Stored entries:
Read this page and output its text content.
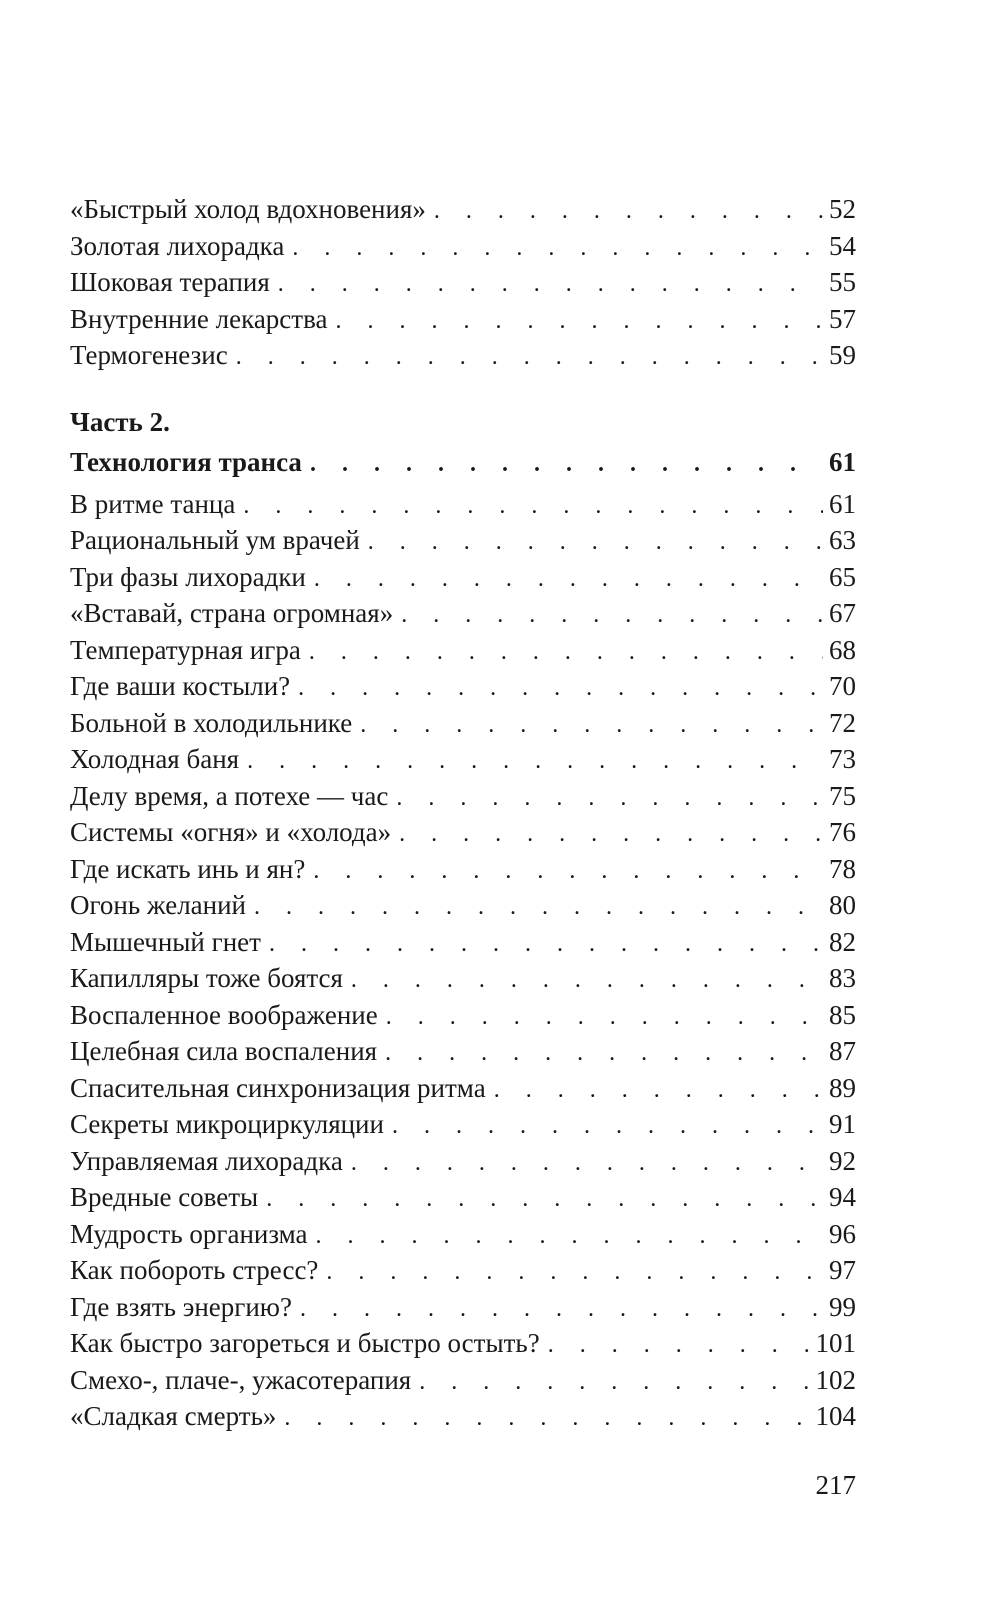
«Быстрый холод вдохновения» . . .	52
Золотая лихорадка . . .	54
Шоковая терапия . . .	55
Внутренние лекарства . . .	57
Термогенезис . . .	59
Часть 2.
Технология транса . . .	61
В ритме танца . . .	61
Рациональный ум врачей . . .	63
Три фазы лихорадки . . .	65
«Вставай, страна огромная» . . .	67
Температурная игра . . .	68
Где ваши костыли? . . .	70
Больной в холодильнике . . .	72
Холодная баня . . .	73
Делу время, а потехе — час . . .	75
Системы «огня» и «холода» . . .	76
Где искать инь и ян? . . .	78
Огонь желаний . . .	80
Мышечный гнет . . .	82
Капилляры тоже боятся . . .	83
Воспаленное воображение . . .	85
Целебная сила воспаления . . .	87
Спасительная синхронизация ритма . . .	89
Секреты микроциркуляции . . .	91
Управляемая лихорадка . . .	92
Вредные советы . . .	94
Мудрость организма . . .	96
Как побороть стресс? . . .	97
Где взять энергию? . . .	99
Как быстро загореться и быстро остыть? . . .	101
Смехо-, плаче-, ужасотерапия . . .	102
«Сладкая смерть» . . .	104
217
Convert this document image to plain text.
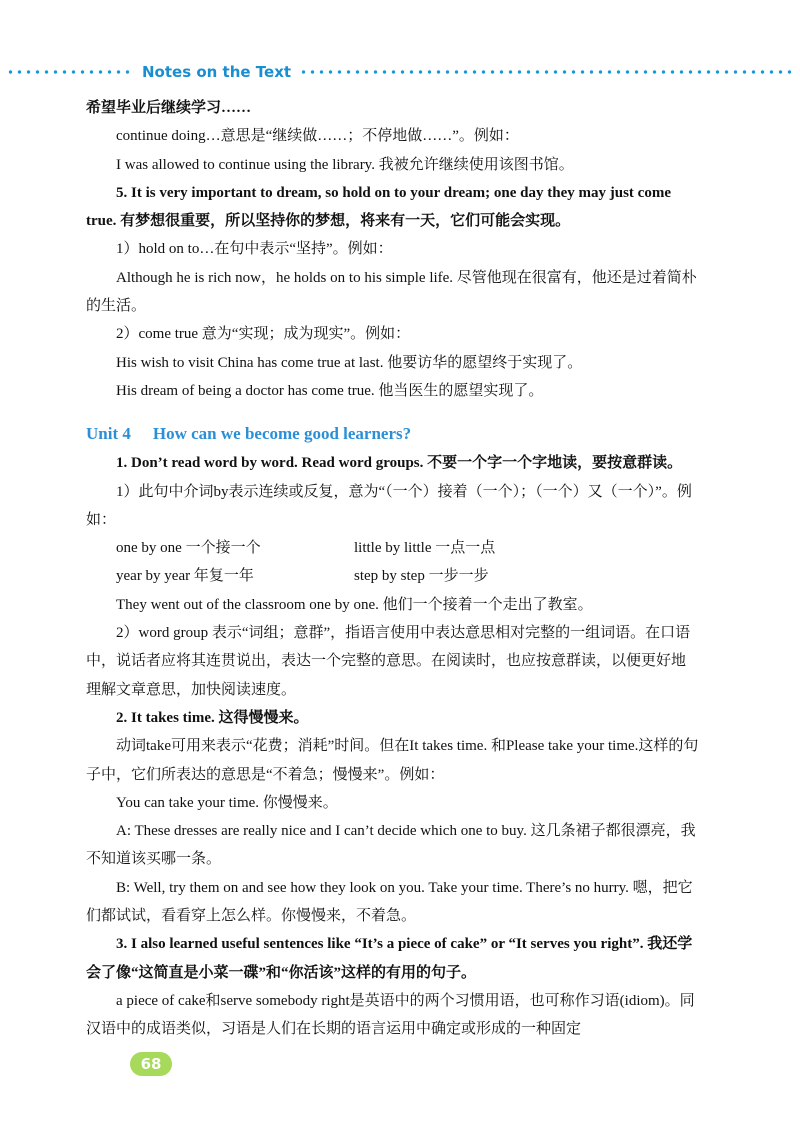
Notes on the Text

希望毕业后继续学习……

continue doing…意思是“继续做……；不停地做……”。例如：

I was allowed to continue using the library. 我被允许继续使用该图书馆。

5. It is very important to dream, so hold on to your dream; one day they may just come true. 有梦想很重要，所以坚持你的梦想，将来有一天，它们可能会实现。

1）hold on to…在句中表示“坚持”。例如：

Although he is rich now，he holds on to his simple life. 尽管他现在很富有，他还是过着简朴的生活。

2）come true 意为“实现；成为现实”。例如：

His wish to visit China has come true at last. 他要访华的愿望终于实现了。

His dream of being a doctor has come true. 他当医生的愿望实现了。

Unit 4 How can we become good learners?

1. Don’t read word by word. Read word groups. 不要一个字一个字地读，要按意群读。

1）此句中介词by表示连续或反复，意为“（一个）接着（一个）；（一个）又（一个）”。例如：

one by one 一个接一个	little by little 一点一点
year by year 年复一年	step by step 一步一步

They went out of the classroom one by one. 他们一个接着一个走出了教室。

2）word group 表示“词组；意群”，指语言使用中表达意思相对完整的一组词语。在口语中，说话者应将其连贯说出，表达一个完整的意思。在阅读时，也应按意群读，以便更好地理解文章意思，加快阅读速度。

2. It takes time. 这得慢慢来。

动词take可用来表示“花费；消耗”时间。但在It takes time. 和Please take your time.这样的句子中，它们所表达的意思是“不着急；慢慢来”。例如：

You can take your time. 你慢慢来。

A: These dresses are really nice and I can’t decide which one to buy. 这几条裙子都很漂亮，我不知道该买哪一条。

B: Well, try them on and see how they look on you. Take your time. There’s no hurry. 嗯，把它们都试试，看看穿上怎么样。你慢慢来，不着急。

3. I also learned useful sentences like “It’s a piece of cake” or “It serves you right”. 我还学会了像“这简直是小菜一碟”和“你活该”这样的有用的句子。

a piece of cake和serve somebody right是英语中的两个习惯用语，也可称作习语(idiom)。同汉语中的成语类似，习语是人们在长期的语言运用中确定或形成的一种固定

68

Exercise:
Restate each entry word for word, leaving out any pictures.

Problem solution:
Read this page and output its text content.
«Быстрый холод вдохновения» . . .	52
Золотая лихорадка . . .	54
Шоковая терапия . . .	55
Внутренние лекарства . . .	57
Термогенезис . . .	59
Часть 2.
Технология транса . . .	61
В ритме танца . . .	61
Рациональный ум врачей . . .	63
Три фазы лихорадки . . .	65
«Вставай, страна огромная» . . .	67
Температурная игра . . .	68
Где ваши костыли? . . .	70
Больной в холодильнике . . .	72
Холодная баня . . .	73
Делу время, а потехе — час . . .	75
Системы «огня» и «холода» . . .	76
Где искать инь и ян? . . .	78
Огонь желаний . . .	80
Мышечный гнет . . .	82
Капилляры тоже боятся . . .	83
Воспаленное воображение . . .	85
Целебная сила воспаления . . .	87
Спасительная синхронизация ритма . . .	89
Секреты микроциркуляции . . .	91
Управляемая лихорадка . . .	92
Вредные советы . . .	94
Мудрость организма . . .	96
Как побороть стресс? . . .	97
Где взять энергию? . . .	99
Как быстро загореться и быстро остыть? . . .	101
Смехо-, плаче-, ужасотерапия . . .	102
«Сладкая смерть» . . .	104
217
Convert this document image to plain text.
Notes on the Text

希望毕业后继续学习……

continue doing…意思是“继续做……；不停地做……”。例如：

I was allowed to continue using the library. 我被允许继续使用该图书馆。

5. It is very important to dream, so hold on to your dream; one day they may just come true. 有梦想很重要，所以坚持你的梦想，将来有一天，它们可能会实现。

1）hold on to…在句中表示“坚持”。例如：

Although he is rich now，he holds on to his simple life. 尽管他现在很富有，他还是过着简朴的生活。

2）come true 意为“实现；成为现实”。例如：

His wish to visit China has come true at last. 他要访华的愿望终于实现了。

His dream of being a doctor has come true. 他当医生的愿望实现了。

Unit 4 How can we become good learners?

1. Don’t read word by word. Read word groups. 不要一个字一个字地读，要按意群读。

1）此句中介词by表示连续或反复，意为“（一个）接着（一个）；（一个）又（一个）”。例如：

one by one 一个接一个	little by little 一点一点
year by year 年复一年	step by step 一步一步

They went out of the classroom one by one. 他们一个接着一个走出了教室。

2）word group 表示“词组；意群”，指语言使用中表达意思相对完整的一组词语。在口语中，说话者应将其连贯说出，表达一个完整的意思。在阅读时，也应按意群读，以便更好地理解文章意思，加快阅读速度。

2. It takes time. 这得慢慢来。

动词take可用来表示“花费；消耗”时间。但在It takes time. 和Please take your time.这样的句子中，它们所表达的意思是“不着急；慢慢来”。例如：

You can take your time. 你慢慢来。

A: These dresses are really nice and I can’t decide which one to buy. 这几条裙子都很漂亮，我不知道该买哪一条。

B: Well, try them on and see how they look on you. Take your time. There’s no hurry. 嗯，把它们都试试，看看穿上怎么样。你慢慢来，不着急。

3. I also learned useful sentences like “It’s a piece of cake” or “It serves you right”. 我还学会了像“这简直是小菜一碟”和“你活该”这样的有用的句子。

a piece of cake和serve somebody right是英语中的两个习惯用语，也可称作习语(idiom)。同汉语中的成语类似，习语是人们在长期的语言运用中确定或形成的一种固定

68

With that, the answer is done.